┌─ Input for this task
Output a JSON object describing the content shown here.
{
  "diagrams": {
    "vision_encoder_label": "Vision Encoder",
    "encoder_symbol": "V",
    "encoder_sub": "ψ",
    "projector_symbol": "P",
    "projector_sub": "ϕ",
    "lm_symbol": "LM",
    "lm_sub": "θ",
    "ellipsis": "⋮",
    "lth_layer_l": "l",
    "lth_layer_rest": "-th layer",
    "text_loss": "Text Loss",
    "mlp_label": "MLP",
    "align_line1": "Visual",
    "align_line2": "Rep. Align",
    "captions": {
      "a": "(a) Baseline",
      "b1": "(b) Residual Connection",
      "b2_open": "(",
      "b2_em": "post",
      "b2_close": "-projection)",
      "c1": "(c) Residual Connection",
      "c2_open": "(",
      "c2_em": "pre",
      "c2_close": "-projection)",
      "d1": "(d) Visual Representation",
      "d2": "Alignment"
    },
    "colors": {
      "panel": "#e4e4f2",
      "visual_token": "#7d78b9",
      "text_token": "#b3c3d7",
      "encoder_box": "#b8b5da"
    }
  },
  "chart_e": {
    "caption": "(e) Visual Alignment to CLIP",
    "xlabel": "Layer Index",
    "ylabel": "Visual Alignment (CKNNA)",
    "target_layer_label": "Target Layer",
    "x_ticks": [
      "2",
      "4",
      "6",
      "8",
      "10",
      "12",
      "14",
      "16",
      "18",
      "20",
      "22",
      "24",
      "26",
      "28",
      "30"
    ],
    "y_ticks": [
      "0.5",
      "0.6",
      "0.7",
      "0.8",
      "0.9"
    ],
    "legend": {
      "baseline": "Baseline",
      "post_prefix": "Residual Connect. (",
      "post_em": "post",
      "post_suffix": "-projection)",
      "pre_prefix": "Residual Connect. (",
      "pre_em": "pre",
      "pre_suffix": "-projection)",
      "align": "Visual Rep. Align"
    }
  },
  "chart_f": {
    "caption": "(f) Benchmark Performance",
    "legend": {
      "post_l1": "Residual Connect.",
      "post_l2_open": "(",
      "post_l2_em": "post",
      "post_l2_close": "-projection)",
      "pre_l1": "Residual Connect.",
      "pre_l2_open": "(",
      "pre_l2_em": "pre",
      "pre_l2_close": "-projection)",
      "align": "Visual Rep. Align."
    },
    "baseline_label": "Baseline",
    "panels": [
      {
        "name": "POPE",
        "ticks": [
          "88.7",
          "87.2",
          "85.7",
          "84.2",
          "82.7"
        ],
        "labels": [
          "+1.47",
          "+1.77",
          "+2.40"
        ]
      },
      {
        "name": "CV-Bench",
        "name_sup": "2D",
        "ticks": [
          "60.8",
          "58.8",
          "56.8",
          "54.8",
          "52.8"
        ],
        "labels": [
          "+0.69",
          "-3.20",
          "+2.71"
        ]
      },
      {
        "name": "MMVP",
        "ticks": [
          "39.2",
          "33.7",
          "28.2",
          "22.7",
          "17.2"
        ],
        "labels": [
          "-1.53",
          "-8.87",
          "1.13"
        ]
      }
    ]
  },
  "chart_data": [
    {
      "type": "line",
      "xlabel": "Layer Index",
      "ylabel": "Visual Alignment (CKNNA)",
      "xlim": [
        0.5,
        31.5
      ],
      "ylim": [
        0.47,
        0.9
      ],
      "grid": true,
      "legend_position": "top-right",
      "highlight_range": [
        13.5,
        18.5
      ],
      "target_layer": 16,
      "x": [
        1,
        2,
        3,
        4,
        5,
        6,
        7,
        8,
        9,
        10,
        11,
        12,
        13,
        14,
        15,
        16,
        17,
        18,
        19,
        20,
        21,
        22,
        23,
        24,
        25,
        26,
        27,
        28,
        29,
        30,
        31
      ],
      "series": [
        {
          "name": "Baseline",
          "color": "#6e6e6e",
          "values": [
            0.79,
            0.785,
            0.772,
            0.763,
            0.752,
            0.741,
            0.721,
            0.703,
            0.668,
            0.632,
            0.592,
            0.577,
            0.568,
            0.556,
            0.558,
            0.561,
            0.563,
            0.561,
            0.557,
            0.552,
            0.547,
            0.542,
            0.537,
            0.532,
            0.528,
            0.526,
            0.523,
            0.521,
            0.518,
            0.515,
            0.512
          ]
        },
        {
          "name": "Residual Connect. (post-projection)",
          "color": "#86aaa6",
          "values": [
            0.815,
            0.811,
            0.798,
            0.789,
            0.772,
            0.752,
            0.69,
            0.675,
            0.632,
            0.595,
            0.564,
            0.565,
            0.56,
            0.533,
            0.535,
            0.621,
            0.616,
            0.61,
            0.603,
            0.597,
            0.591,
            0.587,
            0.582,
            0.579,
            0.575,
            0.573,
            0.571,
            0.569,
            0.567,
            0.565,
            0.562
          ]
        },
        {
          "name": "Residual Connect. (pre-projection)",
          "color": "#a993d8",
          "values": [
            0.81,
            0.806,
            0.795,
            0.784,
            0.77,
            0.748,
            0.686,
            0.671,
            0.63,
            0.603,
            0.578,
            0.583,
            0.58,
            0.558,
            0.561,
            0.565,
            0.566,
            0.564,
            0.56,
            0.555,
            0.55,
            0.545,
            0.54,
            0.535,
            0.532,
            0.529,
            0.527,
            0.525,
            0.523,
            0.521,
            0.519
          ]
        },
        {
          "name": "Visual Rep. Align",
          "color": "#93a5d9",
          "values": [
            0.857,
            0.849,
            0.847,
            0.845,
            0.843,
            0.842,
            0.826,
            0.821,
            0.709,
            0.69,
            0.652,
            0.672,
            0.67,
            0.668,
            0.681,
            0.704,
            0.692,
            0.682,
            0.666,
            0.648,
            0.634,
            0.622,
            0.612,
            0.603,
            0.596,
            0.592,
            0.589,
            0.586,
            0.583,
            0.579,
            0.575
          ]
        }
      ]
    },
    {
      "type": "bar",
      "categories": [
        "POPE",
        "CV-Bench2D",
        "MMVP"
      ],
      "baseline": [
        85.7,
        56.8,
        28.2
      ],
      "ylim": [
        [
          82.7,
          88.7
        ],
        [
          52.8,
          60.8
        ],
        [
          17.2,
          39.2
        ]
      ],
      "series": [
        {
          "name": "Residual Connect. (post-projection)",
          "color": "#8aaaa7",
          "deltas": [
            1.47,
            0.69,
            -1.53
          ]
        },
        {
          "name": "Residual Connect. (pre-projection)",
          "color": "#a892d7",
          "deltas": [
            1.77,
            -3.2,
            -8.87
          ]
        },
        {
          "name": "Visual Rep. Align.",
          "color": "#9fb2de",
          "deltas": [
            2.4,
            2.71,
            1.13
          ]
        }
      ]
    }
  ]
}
└─
**Aim of the task**.
Using the data above, reproduce every line exactly.

**Answer for this exercise**.
Output a JSON object describing the content shown here.
{
  "diagrams": {
    "vision_encoder_label": "Vision Encoder",
    "encoder_symbol": "V",
    "encoder_sub": "ψ",
    "projector_symbol": "P",
    "projector_sub": "ϕ",
    "lm_symbol": "LM",
    "lm_sub": "θ",
    "ellipsis": "⋮",
    "lth_layer_l": "l",
    "lth_layer_rest": "-th layer",
    "text_loss": "Text Loss",
    "mlp_label": "MLP",
    "align_line1": "Visual",
    "align_line2": "Rep. Align",
    "captions": {
      "a": "(a) Baseline",
      "b1": "(b) Residual Connection",
      "b2_open": "(",
      "b2_em": "post",
      "b2_close": "-projection)",
      "c1": "(c) Residual Connection",
      "c2_open": "(",
      "c2_em": "pre",
      "c2_close": "-projection)",
      "d1": "(d) Visual Representation",
      "d2": "Alignment"
    },
    "colors": {
      "panel": "#e4e4f2",
      "visual_token": "#7d78b9",
      "text_token": "#b3c3d7",
      "encoder_box": "#b8b5da"
    }
  },
  "chart_e": {
    "caption": "(e) Visual Alignment to CLIP",
    "xlabel": "Layer Index",
    "ylabel": "Visual Alignment (CKNNA)",
    "target_layer_label": "Target Layer",
    "x_ticks": [
      "2",
      "4",
      "6",
      "8",
      "10",
      "12",
      "14",
      "16",
      "18",
      "20",
      "22",
      "24",
      "26",
      "28",
      "30"
    ],
    "y_ticks": [
      "0.5",
      "0.6",
      "0.7",
      "0.8",
      "0.9"
    ],
    "legend": {
      "baseline": "Baseline",
      "post_prefix": "Residual Connect. (",
      "post_em": "post",
      "post_suffix": "-projection)",
      "pre_prefix": "Residual Connect. (",
      "pre_em": "pre",
      "pre_suffix": "-projection)",
      "align": "Visual Rep. Align"
    }
  },
  "chart_f": {
    "caption": "(f) Benchmark Performance",
    "legend": {
      "post_l1": "Residual Connect.",
      "post_l2_open": "(",
      "post_l2_em": "post",
      "post_l2_close": "-projection)",
      "pre_l1": "Residual Connect.",
      "pre_l2_open": "(",
      "pre_l2_em": "pre",
      "pre_l2_close": "-projection)",
      "align": "Visual Rep. Align."
    },
    "baseline_label": "Baseline",
    "panels": [
      {
        "name": "POPE",
        "ticks": [
          "88.7",
          "87.2",
          "85.7",
          "84.2",
          "82.7"
        ],
        "labels": [
          "+1.47",
          "+1.77",
          "+2.40"
        ]
      },
      {
        "name": "CV-Bench",
        "name_sup": "2D",
        "ticks": [
          "60.8",
          "58.8",
          "56.8",
          "54.8",
          "52.8"
        ],
        "labels": [
          "+0.69",
          "-3.20",
          "+2.71"
        ]
      },
      {
        "name": "MMVP",
        "ticks": [
          "39.2",
          "33.7",
          "28.2",
          "22.7",
          "17.2"
        ],
        "labels": [
          "-1.53",
          "-8.87",
          "1.13"
        ]
      }
    ]
  },
  "chart_data": [
    {
      "type": "line",
      "xlabel": "Layer Index",
      "ylabel": "Visual Alignment (CKNNA)",
      "xlim": [
        0.5,
        31.5
      ],
      "ylim": [
        0.47,
        0.9
      ],
      "grid": true,
      "legend_position": "top-right",
      "highlight_range": [
        13.5,
        18.5
      ],
      "target_layer": 16,
      "x": [
        1,
        2,
        3,
        4,
        5,
        6,
        7,
        8,
        9,
        10,
        11,
        12,
        13,
        14,
        15,
        16,
        17,
        18,
        19,
        20,
        21,
        22,
        23,
        24,
        25,
        26,
        27,
        28,
        29,
        30,
        31
      ],
      "series": [
        {
          "name": "Baseline",
          "color": "#6e6e6e",
          "values": [
            0.79,
            0.785,
            0.772,
            0.763,
            0.752,
            0.741,
            0.721,
            0.703,
            0.668,
            0.632,
            0.592,
            0.577,
            0.568,
            0.556,
            0.558,
            0.561,
            0.563,
            0.561,
            0.557,
            0.552,
            0.547,
            0.542,
            0.537,
            0.532,
            0.528,
            0.526,
            0.523,
            0.521,
            0.518,
            0.515,
            0.512
          ]
        },
        {
          "name": "Residual Connect. (post-projection)",
          "color": "#86aaa6",
          "values": [
            0.815,
            0.811,
            0.798,
            0.789,
            0.772,
            0.752,
            0.69,
            0.675,
            0.632,
            0.595,
            0.564,
            0.565,
            0.56,
            0.533,
            0.535,
            0.621,
            0.616,
            0.61,
            0.603,
            0.597,
            0.591,
            0.587,
            0.582,
            0.579,
            0.575,
            0.573,
            0.571,
            0.569,
            0.567,
            0.565,
            0.562
          ]
        },
        {
          "name": "Residual Connect. (pre-projection)",
          "color": "#a993d8",
          "values": [
            0.81,
            0.806,
            0.795,
            0.784,
            0.77,
            0.748,
            0.686,
            0.671,
            0.63,
            0.603,
            0.578,
            0.583,
            0.58,
            0.558,
            0.561,
            0.565,
            0.566,
            0.564,
            0.56,
            0.555,
            0.55,
            0.545,
            0.54,
            0.535,
            0.532,
            0.529,
            0.527,
            0.525,
            0.523,
            0.521,
            0.519
          ]
        },
        {
          "name": "Visual Rep. Align",
          "color": "#93a5d9",
          "values": [
            0.857,
            0.849,
            0.847,
            0.845,
            0.843,
            0.842,
            0.826,
            0.821,
            0.709,
            0.69,
            0.652,
            0.672,
            0.67,
            0.668,
            0.681,
            0.704,
            0.692,
            0.682,
            0.666,
            0.648,
            0.634,
            0.622,
            0.612,
            0.603,
            0.596,
            0.592,
            0.589,
            0.586,
            0.583,
            0.579,
            0.575
          ]
        }
      ]
    },
    {
      "type": "bar",
      "categories": [
        "POPE",
        "CV-Bench2D",
        "MMVP"
      ],
      "baseline": [
        85.7,
        56.8,
        28.2
      ],
      "ylim": [
        [
          82.7,
          88.7
        ],
        [
          52.8,
          60.8
        ],
        [
          17.2,
          39.2
        ]
      ],
      "series": [
        {
          "name": "Residual Connect. (post-projection)",
          "color": "#8aaaa7",
          "deltas": [
            1.47,
            0.69,
            -1.53
          ]
        },
        {
          "name": "Residual Connect. (pre-projection)",
          "color": "#a892d7",
          "deltas": [
            1.77,
            -3.2,
            -8.87
          ]
        },
        {
          "name": "Visual Rep. Align.",
          "color": "#9fb2de",
          "deltas": [
            2.4,
            2.71,
            1.13
          ]
        }
      ]
    }
  ]
}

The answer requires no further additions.